◆ **Task brief**
Pick out the lines below with "tiêu" and list them.

(Data records)
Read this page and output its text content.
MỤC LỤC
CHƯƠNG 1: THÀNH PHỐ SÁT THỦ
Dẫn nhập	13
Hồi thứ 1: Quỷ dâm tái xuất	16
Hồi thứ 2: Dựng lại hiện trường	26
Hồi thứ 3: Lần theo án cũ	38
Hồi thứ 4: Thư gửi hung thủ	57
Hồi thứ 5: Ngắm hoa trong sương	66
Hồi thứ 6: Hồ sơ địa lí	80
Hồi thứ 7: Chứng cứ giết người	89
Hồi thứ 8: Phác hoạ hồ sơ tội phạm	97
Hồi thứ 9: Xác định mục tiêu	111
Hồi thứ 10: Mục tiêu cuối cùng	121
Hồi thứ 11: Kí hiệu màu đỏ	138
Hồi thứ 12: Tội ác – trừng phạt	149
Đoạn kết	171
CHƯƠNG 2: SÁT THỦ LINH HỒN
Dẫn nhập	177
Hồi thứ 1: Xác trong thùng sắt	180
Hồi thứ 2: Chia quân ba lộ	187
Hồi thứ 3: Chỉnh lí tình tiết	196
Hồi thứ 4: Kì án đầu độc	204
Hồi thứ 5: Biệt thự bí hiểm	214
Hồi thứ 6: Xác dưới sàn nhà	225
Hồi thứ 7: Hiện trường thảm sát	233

◆ **Task output**
Hồi thứ 9: Xác định mục tiêu	111
Hồi thứ 10: Mục tiêu cuối cùng	121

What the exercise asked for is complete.